→ Work to be completed
For each line that holds "состоянии", copy the line out.

----- Data records -----

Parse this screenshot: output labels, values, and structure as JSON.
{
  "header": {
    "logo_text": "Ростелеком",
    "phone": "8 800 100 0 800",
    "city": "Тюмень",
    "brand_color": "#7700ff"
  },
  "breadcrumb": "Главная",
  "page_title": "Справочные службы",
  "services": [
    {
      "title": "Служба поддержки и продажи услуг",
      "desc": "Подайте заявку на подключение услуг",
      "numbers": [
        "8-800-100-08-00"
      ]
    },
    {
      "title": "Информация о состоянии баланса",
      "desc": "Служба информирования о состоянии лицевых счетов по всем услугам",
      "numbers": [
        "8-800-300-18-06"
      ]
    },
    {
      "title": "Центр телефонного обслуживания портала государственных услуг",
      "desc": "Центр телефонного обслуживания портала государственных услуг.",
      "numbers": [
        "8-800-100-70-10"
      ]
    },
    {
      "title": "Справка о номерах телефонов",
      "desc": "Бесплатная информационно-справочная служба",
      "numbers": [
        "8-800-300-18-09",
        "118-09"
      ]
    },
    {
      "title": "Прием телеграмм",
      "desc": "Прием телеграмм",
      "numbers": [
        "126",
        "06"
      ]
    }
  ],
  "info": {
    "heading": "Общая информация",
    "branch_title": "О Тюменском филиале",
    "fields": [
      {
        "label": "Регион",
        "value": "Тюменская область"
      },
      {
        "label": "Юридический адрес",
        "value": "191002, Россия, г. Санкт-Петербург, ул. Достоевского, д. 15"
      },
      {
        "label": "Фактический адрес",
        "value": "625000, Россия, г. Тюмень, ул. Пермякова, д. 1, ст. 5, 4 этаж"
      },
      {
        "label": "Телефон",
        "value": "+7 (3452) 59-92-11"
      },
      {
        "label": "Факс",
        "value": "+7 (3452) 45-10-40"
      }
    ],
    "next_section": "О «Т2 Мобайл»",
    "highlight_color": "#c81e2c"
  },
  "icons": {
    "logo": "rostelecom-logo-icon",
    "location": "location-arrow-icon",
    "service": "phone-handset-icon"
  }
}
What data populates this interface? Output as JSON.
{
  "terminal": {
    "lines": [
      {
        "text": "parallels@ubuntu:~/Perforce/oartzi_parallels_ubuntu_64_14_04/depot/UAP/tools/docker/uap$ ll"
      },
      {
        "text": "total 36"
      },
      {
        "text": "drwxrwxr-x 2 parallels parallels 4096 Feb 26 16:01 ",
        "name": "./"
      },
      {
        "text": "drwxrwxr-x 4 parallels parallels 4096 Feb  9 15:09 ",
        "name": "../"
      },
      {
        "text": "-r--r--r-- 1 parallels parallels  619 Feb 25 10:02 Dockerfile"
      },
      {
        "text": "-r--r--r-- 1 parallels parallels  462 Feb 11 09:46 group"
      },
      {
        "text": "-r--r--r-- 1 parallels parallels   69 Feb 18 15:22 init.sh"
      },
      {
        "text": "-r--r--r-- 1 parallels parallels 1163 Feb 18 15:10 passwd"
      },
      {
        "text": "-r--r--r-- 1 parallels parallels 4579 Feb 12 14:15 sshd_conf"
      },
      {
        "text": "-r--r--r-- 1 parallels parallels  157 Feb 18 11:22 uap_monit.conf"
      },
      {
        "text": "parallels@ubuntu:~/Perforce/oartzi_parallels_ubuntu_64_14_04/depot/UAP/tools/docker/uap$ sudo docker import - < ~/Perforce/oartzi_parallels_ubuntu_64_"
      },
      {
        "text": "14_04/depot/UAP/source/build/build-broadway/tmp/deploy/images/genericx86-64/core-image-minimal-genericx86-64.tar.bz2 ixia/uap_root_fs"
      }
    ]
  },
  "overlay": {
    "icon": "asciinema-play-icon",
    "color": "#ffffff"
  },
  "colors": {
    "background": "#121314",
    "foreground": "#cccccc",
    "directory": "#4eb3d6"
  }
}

-----

→ Exercise response
      "title": "Информация о состоянии баланса",
      "desc": "Служба информирования о состоянии лицевых счетов по всем услугам",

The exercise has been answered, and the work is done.